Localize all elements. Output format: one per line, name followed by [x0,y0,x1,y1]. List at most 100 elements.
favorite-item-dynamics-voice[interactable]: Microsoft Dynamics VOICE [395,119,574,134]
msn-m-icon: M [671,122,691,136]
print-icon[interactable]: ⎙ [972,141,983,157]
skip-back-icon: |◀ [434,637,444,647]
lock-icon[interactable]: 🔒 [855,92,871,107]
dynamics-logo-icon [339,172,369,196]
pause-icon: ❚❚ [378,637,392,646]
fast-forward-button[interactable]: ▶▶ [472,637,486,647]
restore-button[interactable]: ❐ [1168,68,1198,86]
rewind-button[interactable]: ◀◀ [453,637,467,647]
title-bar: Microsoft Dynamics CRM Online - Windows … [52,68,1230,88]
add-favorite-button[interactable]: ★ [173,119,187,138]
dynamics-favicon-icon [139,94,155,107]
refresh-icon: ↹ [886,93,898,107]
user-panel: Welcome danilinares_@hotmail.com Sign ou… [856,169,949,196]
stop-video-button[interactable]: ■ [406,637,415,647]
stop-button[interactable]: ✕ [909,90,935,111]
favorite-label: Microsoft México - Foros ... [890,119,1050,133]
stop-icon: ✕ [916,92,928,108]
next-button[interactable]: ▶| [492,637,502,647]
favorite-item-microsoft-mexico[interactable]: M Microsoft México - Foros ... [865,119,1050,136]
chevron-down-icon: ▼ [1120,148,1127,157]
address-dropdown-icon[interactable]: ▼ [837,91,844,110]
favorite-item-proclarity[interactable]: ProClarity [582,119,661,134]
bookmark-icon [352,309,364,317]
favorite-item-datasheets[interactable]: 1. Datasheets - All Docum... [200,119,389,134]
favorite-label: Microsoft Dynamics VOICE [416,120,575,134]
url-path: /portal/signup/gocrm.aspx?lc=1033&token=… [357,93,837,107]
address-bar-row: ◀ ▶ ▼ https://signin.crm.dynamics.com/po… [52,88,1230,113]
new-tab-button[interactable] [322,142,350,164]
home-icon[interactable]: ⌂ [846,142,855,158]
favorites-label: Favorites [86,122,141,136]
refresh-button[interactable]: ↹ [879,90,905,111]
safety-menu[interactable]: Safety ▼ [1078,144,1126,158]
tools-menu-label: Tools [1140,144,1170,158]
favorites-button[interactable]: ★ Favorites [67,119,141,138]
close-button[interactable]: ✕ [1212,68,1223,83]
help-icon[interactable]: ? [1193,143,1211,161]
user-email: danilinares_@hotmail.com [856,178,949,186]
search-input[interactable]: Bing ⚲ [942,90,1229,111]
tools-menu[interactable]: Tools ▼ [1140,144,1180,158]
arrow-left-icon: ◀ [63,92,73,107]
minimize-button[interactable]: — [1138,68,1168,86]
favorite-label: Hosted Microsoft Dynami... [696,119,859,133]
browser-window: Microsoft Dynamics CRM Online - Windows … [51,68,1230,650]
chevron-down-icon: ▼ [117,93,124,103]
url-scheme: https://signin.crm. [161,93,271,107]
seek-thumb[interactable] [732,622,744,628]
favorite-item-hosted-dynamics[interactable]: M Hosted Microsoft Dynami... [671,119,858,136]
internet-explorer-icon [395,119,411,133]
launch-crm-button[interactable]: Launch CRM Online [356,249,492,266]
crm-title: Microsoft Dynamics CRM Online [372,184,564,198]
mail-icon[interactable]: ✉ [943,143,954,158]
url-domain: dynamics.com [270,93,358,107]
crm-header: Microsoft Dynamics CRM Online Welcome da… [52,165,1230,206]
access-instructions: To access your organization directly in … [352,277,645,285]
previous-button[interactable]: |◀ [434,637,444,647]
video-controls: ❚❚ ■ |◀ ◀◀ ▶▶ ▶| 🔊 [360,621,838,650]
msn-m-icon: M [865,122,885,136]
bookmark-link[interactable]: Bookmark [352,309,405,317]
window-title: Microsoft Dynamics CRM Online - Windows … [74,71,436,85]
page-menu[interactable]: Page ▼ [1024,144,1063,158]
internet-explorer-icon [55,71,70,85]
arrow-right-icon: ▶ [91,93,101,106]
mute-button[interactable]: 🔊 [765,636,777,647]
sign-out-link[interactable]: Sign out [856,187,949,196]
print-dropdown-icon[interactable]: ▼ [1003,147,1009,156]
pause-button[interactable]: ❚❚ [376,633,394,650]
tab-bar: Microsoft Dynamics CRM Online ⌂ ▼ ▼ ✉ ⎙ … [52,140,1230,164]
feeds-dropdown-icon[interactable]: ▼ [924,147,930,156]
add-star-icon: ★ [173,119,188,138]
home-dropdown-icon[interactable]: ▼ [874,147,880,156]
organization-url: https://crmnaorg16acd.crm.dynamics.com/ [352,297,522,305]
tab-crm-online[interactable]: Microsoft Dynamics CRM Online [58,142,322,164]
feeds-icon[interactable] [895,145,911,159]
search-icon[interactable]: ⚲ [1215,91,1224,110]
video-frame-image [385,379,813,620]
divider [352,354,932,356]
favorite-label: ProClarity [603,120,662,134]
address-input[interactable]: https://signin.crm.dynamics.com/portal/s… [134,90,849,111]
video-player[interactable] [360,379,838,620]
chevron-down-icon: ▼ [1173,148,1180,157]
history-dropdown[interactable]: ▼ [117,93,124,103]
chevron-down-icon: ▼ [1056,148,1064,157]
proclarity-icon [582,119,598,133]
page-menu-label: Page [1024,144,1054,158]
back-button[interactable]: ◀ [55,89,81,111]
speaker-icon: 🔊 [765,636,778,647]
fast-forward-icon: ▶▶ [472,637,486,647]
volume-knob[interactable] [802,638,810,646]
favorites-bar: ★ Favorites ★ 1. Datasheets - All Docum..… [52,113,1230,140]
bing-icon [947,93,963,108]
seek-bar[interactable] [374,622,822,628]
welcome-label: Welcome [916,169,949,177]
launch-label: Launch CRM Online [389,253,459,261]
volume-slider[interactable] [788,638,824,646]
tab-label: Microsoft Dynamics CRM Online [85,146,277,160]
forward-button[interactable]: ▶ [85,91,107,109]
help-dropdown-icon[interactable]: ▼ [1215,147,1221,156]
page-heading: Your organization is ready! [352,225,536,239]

--- --- ---

Stated problem: Starting with the first line of the rows and going on through the line with "pause-icon: ❚❚ [378,637,392,646]", arrange those lines as a numbered list, both ends included and blank lines omitted.

Output below:
1. Localize all elements. Output format: one per line, name followed by [x0,y0,x1,y1]. List at most 100 elements.
2. favorite-item-dynamics-voice[interactable]: Microsoft Dynamics VOICE [395,119,574,134]
3. msn-m-icon: M [671,122,691,136]
4. print-icon[interactable]: ⎙ [972,141,983,157]
5. skip-back-icon: |◀ [434,637,444,647]
6. lock-icon[interactable]: 🔒 [855,92,871,107]
7. dynamics-logo-icon [339,172,369,196]
8. pause-icon: ❚❚ [378,637,392,646]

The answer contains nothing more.